GIVEN TASK:
Of the lines in the listing below, how many hold "title"? Answer with the number only.

MATERIAL PROVIDED:
===============

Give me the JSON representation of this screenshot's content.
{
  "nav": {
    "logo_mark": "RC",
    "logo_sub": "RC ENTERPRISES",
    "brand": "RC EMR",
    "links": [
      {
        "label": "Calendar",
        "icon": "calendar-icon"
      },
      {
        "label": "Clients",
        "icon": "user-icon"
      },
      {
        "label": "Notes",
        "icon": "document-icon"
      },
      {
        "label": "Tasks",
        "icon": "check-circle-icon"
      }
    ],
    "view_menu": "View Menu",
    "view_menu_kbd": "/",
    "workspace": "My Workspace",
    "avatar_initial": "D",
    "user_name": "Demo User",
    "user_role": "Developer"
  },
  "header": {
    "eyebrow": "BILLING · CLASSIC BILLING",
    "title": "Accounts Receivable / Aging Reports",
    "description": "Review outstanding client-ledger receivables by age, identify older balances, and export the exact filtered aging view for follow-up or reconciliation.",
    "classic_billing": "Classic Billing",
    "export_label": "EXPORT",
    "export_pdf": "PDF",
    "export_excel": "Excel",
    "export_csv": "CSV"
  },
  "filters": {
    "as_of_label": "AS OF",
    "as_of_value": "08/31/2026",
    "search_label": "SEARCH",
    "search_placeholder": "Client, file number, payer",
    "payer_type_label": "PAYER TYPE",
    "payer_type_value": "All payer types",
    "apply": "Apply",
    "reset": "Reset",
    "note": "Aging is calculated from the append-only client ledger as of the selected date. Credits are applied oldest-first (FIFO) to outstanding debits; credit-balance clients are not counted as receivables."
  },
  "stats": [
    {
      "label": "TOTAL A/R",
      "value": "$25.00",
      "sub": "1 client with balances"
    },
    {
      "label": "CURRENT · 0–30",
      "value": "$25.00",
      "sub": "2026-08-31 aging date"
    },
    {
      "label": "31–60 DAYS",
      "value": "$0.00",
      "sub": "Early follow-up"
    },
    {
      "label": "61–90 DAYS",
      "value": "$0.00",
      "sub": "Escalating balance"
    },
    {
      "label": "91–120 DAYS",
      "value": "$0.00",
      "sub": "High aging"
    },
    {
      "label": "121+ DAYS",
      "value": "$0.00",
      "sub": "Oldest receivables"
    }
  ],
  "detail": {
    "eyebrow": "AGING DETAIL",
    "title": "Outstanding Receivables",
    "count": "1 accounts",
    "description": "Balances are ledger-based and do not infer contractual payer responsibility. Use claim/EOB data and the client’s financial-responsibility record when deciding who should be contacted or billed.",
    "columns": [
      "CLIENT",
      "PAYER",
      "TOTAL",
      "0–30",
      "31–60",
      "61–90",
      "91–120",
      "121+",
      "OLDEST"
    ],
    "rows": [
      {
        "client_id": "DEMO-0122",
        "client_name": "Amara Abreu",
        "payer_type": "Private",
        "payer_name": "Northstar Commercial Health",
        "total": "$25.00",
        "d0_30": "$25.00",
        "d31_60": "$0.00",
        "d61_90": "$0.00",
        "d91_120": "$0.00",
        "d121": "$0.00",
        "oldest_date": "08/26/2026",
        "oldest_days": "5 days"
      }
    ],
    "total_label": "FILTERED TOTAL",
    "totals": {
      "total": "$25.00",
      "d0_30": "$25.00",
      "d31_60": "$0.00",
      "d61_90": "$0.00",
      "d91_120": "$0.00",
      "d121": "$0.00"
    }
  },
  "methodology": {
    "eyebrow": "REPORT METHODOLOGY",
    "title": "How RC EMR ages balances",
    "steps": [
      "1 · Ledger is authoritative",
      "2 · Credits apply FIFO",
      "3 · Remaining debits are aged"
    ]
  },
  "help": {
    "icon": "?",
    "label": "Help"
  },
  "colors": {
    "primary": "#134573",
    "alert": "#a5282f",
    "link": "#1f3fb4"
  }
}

===============

FINAL RESULT:
3